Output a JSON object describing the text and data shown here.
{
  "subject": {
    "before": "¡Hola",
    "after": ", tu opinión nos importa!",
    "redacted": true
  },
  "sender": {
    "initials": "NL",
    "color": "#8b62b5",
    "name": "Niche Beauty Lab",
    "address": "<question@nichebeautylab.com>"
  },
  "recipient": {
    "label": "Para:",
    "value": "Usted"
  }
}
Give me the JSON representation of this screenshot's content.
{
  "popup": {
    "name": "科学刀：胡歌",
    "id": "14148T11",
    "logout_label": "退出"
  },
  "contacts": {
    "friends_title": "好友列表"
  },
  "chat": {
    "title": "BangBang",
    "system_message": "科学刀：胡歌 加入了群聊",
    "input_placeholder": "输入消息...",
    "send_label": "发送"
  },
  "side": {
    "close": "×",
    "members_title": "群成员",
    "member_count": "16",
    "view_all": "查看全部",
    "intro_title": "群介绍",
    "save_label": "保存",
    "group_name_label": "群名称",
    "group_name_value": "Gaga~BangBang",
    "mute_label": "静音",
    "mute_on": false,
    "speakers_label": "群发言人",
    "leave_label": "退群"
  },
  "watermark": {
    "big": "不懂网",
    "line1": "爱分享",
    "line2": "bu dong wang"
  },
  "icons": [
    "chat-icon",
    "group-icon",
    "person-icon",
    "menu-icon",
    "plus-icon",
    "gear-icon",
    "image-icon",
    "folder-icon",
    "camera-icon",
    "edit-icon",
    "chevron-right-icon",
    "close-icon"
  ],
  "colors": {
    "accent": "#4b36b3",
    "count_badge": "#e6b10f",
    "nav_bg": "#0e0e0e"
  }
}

———

Write out all of the records once more, exactly.

Output a JSON object describing the text and data shown here.
{
  "subject": {
    "before": "¡Hola",
    "after": ", tu opinión nos importa!",
    "redacted": true
  },
  "sender": {
    "initials": "NL",
    "color": "#8b62b5",
    "name": "Niche Beauty Lab",
    "address": "<question@nichebeautylab.com>"
  },
  "recipient": {
    "label": "Para:",
    "value": "Usted"
  }
}
Give me the JSON representation of this screenshot's content.
{
  "popup": {
    "name": "科学刀：胡歌",
    "id": "14148T11",
    "logout_label": "退出"
  },
  "contacts": {
    "friends_title": "好友列表"
  },
  "chat": {
    "title": "BangBang",
    "system_message": "科学刀：胡歌 加入了群聊",
    "input_placeholder": "输入消息...",
    "send_label": "发送"
  },
  "side": {
    "close": "×",
    "members_title": "群成员",
    "member_count": "16",
    "view_all": "查看全部",
    "intro_title": "群介绍",
    "save_label": "保存",
    "group_name_label": "群名称",
    "group_name_value": "Gaga~BangBang",
    "mute_label": "静音",
    "mute_on": false,
    "speakers_label": "群发言人",
    "leave_label": "退群"
  },
  "watermark": {
    "big": "不懂网",
    "line1": "爱分享",
    "line2": "bu dong wang"
  },
  "icons": [
    "chat-icon",
    "group-icon",
    "person-icon",
    "menu-icon",
    "plus-icon",
    "gear-icon",
    "image-icon",
    "folder-icon",
    "camera-icon",
    "edit-icon",
    "chevron-right-icon",
    "close-icon"
  ],
  "colors": {
    "accent": "#4b36b3",
    "count_badge": "#e6b10f",
    "nav_bg": "#0e0e0e"
  }
}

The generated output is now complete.